EXERCISE DETAILS:
Each entry below is to be transcribed exactly.

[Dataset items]
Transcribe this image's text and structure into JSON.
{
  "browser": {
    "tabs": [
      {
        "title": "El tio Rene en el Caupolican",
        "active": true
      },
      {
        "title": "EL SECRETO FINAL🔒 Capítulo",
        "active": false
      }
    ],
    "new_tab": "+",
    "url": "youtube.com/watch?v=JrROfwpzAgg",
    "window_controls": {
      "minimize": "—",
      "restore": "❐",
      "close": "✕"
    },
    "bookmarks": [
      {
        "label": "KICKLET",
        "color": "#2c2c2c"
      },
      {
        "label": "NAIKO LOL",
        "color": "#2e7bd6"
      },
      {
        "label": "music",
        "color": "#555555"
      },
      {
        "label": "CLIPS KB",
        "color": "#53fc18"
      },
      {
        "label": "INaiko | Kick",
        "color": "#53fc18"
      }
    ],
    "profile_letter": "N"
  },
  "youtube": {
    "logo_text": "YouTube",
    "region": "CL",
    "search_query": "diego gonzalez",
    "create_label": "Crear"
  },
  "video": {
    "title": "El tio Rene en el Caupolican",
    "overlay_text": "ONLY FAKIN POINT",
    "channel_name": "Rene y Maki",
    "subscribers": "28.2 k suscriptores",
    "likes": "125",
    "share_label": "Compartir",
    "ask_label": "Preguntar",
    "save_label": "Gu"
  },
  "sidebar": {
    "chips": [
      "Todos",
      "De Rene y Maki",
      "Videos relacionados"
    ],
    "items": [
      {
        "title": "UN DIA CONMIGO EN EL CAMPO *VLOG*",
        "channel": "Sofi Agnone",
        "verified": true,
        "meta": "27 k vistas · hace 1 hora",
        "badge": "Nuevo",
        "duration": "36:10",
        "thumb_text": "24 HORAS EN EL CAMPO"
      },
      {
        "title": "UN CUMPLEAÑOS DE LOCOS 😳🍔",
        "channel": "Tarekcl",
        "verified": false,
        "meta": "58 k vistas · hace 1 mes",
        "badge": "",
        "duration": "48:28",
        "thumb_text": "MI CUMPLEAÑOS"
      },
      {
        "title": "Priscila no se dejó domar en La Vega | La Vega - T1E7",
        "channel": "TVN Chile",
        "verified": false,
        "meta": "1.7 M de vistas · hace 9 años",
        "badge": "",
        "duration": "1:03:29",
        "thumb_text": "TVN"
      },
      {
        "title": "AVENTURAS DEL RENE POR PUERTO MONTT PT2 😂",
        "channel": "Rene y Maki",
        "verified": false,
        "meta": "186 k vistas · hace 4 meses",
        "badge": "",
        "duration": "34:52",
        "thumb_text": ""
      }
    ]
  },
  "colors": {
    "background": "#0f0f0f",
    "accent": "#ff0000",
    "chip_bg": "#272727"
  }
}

EXERCISE OUTPUT:
Transcribe this image's text and structure into JSON.
{
  "browser": {
    "tabs": [
      {
        "title": "El tio Rene en el Caupolican",
        "active": true
      },
      {
        "title": "EL SECRETO FINAL🔒 Capítulo",
        "active": false
      }
    ],
    "new_tab": "+",
    "url": "youtube.com/watch?v=JrROfwpzAgg",
    "window_controls": {
      "minimize": "—",
      "restore": "❐",
      "close": "✕"
    },
    "bookmarks": [
      {
        "label": "KICKLET",
        "color": "#2c2c2c"
      },
      {
        "label": "NAIKO LOL",
        "color": "#2e7bd6"
      },
      {
        "label": "music",
        "color": "#555555"
      },
      {
        "label": "CLIPS KB",
        "color": "#53fc18"
      },
      {
        "label": "INaiko | Kick",
        "color": "#53fc18"
      }
    ],
    "profile_letter": "N"
  },
  "youtube": {
    "logo_text": "YouTube",
    "region": "CL",
    "search_query": "diego gonzalez",
    "create_label": "Crear"
  },
  "video": {
    "title": "El tio Rene en el Caupolican",
    "overlay_text": "ONLY FAKIN POINT",
    "channel_name": "Rene y Maki",
    "subscribers": "28.2 k suscriptores",
    "likes": "125",
    "share_label": "Compartir",
    "ask_label": "Preguntar",
    "save_label": "Gu"
  },
  "sidebar": {
    "chips": [
      "Todos",
      "De Rene y Maki",
      "Videos relacionados"
    ],
    "items": [
      {
        "title": "UN DIA CONMIGO EN EL CAMPO *VLOG*",
        "channel": "Sofi Agnone",
        "verified": true,
        "meta": "27 k vistas · hace 1 hora",
        "badge": "Nuevo",
        "duration": "36:10",
        "thumb_text": "24 HORAS EN EL CAMPO"
      },
      {
        "title": "UN CUMPLEAÑOS DE LOCOS 😳🍔",
        "channel": "Tarekcl",
        "verified": false,
        "meta": "58 k vistas · hace 1 mes",
        "badge": "",
        "duration": "48:28",
        "thumb_text": "MI CUMPLEAÑOS"
      },
      {
        "title": "Priscila no se dejó domar en La Vega | La Vega - T1E7",
        "channel": "TVN Chile",
        "verified": false,
        "meta": "1.7 M de vistas · hace 9 años",
        "badge": "",
        "duration": "1:03:29",
        "thumb_text": "TVN"
      },
      {
        "title": "AVENTURAS DEL RENE POR PUERTO MONTT PT2 😂",
        "channel": "Rene y Maki",
        "verified": false,
        "meta": "186 k vistas · hace 4 meses",
        "badge": "",
        "duration": "34:52",
        "thumb_text": ""
      }
    ]
  },
  "colors": {
    "background": "#0f0f0f",
    "accent": "#ff0000",
    "chip_bg": "#272727"
  }
}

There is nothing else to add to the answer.